### Short task
Reproduce every entry in the listing without alteration.

### Input
────

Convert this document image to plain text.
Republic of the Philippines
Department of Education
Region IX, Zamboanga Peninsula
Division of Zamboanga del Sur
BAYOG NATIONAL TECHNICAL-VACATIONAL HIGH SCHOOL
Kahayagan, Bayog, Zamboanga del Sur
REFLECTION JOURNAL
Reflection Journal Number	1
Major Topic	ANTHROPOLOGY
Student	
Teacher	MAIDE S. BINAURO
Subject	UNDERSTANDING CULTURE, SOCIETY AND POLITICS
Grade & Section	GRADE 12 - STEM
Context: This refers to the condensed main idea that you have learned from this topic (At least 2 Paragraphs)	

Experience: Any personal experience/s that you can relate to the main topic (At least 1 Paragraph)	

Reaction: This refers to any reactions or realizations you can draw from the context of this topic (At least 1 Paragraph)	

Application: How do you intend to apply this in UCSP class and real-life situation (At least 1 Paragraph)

────

### Solution below
Convert this document image to plain text.
Republic of the Philippines
Department of Education
Region IX, Zamboanga Peninsula
Division of Zamboanga del Sur
BAYOG NATIONAL TECHNICAL-VACATIONAL HIGH SCHOOL
Kahayagan, Bayog, Zamboanga del Sur
REFLECTION JOURNAL
Reflection Journal Number	1
Major Topic	ANTHROPOLOGY
Student	
Teacher	MAIDE S. BINAURO
Subject	UNDERSTANDING CULTURE, SOCIETY AND POLITICS
Grade & Section	GRADE 12 - STEM
Context: This refers to the condensed main idea that you have learned from this topic (At least 2 Paragraphs)	

Experience: Any personal experience/s that you can relate to the main topic (At least 1 Paragraph)	

Reaction: This refers to any reactions or realizations you can draw from the context of this topic (At least 1 Paragraph)	

Application: How do you intend to apply this in UCSP class and real-life situation (At least 1 Paragraph)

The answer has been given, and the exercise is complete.